### TASK REQUIREMENTS
Reproduce each line of the material precisely.

### RECORDS
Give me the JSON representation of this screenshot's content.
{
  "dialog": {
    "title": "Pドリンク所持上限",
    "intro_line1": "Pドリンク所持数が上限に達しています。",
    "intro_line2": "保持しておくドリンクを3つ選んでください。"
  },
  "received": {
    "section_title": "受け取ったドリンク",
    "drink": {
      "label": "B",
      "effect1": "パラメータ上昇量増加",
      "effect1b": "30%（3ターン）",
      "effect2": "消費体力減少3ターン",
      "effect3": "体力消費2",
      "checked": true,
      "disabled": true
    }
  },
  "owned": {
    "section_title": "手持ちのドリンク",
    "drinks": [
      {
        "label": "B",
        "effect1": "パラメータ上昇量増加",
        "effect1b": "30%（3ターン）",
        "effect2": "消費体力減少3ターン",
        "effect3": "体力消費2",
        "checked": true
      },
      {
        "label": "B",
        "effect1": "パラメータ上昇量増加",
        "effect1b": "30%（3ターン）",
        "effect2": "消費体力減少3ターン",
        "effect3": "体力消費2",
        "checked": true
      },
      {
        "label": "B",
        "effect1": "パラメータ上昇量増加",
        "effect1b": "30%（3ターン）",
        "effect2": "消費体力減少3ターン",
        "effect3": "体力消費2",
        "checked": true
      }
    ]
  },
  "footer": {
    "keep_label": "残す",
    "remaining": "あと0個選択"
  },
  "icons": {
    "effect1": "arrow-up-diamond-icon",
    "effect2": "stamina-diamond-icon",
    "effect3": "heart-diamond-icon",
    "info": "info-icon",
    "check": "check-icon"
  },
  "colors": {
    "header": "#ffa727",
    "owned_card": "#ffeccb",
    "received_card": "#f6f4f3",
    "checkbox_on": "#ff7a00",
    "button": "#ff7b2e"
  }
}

### EXERCISE OUTPUT
Give me the JSON representation of this screenshot's content.
{
  "dialog": {
    "title": "Pドリンク所持上限",
    "intro_line1": "Pドリンク所持数が上限に達しています。",
    "intro_line2": "保持しておくドリンクを3つ選んでください。"
  },
  "received": {
    "section_title": "受け取ったドリンク",
    "drink": {
      "label": "B",
      "effect1": "パラメータ上昇量増加",
      "effect1b": "30%（3ターン）",
      "effect2": "消費体力減少3ターン",
      "effect3": "体力消費2",
      "checked": true,
      "disabled": true
    }
  },
  "owned": {
    "section_title": "手持ちのドリンク",
    "drinks": [
      {
        "label": "B",
        "effect1": "パラメータ上昇量増加",
        "effect1b": "30%（3ターン）",
        "effect2": "消費体力減少3ターン",
        "effect3": "体力消費2",
        "checked": true
      },
      {
        "label": "B",
        "effect1": "パラメータ上昇量増加",
        "effect1b": "30%（3ターン）",
        "effect2": "消費体力減少3ターン",
        "effect3": "体力消費2",
        "checked": true
      },
      {
        "label": "B",
        "effect1": "パラメータ上昇量増加",
        "effect1b": "30%（3ターン）",
        "effect2": "消費体力減少3ターン",
        "effect3": "体力消費2",
        "checked": true
      }
    ]
  },
  "footer": {
    "keep_label": "残す",
    "remaining": "あと0個選択"
  },
  "icons": {
    "effect1": "arrow-up-diamond-icon",
    "effect2": "stamina-diamond-icon",
    "effect3": "heart-diamond-icon",
    "info": "info-icon",
    "check": "check-icon"
  },
  "colors": {
    "header": "#ffa727",
    "owned_card": "#ffeccb",
    "received_card": "#f6f4f3",
    "checkbox_on": "#ff7a00",
    "button": "#ff7b2e"
  }
}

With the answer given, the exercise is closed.